→ **TASK A**:
Answer these questions from the Ty Parten profile:
(i) Which high school did he attend?
(ii) At what overall pick was he selected in the NFL draft?
(iii) How many tackles are listed in his career NFL statistics?
→ **TASK B**:
Please reproduce everything in the Ty Parten profile from "No. 93, 95, 91, 97" down to "in (1.96 m)".
→ **TASK C**:
List every team named in the career history of the Ty Parten profile.

→ **SUPPLIED TEXT**:
Ty Parten

No. 93, 95, 91, 97
- Position: Defensive lineman

Personal information
- Born: October 13, 1969 (age 56) Washington, D.C., U.S.
- Listed height: 6 ft 5 in (1.96 m)
- Listed weight: 278 lb (126 kg)

Career information
- High school: Horizon (Scottsdale, Arizona)
- College: Arizona
- NFL draft: 1993: 3rd round, 63rd overall pick

Career history
- Cincinnati Bengals (1993–1995); Scottish Claymores (1996); St. Louis Rams (1997)*; Kansas City Chiefs (1997–2000); Las Vegas Outlaws (2001);
- * Offseason and/or practice squad member only

Career NFL statistics
- Tackles: 55
- Fumble recoveries: 1
- Passes defended: 1
- Stats at Pro Football Reference

= Ty Parten =

American football player (born 1969)

Ty Daniel Parten (born October 13, 1969) is an American former professional football player who was a defensive lineman in the National Football League (NFL). After playing college football for the Arizona Wildcats, Parten was selected by the Cincinnati Bengals in the third round (63rd overall) of the 1993 NFL draft. He played seven seasons for the Bengals from 1993 to 1995 and Kansas City Chiefs from 1997 to 2000.

(Document layout detection data)
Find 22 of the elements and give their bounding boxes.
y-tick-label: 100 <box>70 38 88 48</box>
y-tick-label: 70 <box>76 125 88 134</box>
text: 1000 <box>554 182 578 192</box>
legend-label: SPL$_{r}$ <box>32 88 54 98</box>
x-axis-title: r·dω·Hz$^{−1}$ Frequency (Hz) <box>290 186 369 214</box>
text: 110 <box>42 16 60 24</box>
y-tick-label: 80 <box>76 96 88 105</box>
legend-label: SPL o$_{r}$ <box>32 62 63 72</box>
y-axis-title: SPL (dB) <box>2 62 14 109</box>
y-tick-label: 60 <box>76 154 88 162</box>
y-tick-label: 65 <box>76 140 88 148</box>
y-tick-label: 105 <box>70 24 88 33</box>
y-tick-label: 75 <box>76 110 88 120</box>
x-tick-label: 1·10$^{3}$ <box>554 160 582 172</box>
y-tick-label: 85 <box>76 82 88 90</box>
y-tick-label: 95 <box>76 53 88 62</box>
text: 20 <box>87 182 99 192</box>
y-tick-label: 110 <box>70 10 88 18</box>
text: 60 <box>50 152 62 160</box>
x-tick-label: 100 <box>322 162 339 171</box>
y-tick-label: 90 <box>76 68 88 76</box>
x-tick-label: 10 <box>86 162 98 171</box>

→ **ANSWER AREA A**:
(i) Horizon (Scottsdale, Arizona)
(ii) 63rd overall
(iii) 55

→ **ANSWER AREA B**:
No. 93, 95, 91, 97
- Position: Defensive lineman

Personal information
- Born: October 13, 1969 (age 56) Washington, D.C., U.S.
- Listed height: 6 ft 5 in (1.96 m)

→ **ANSWER AREA C**:
Cincinnati Bengals
Scottish Claymores
St. Louis Rams
Kansas City Chiefs
Las Vegas Outlaws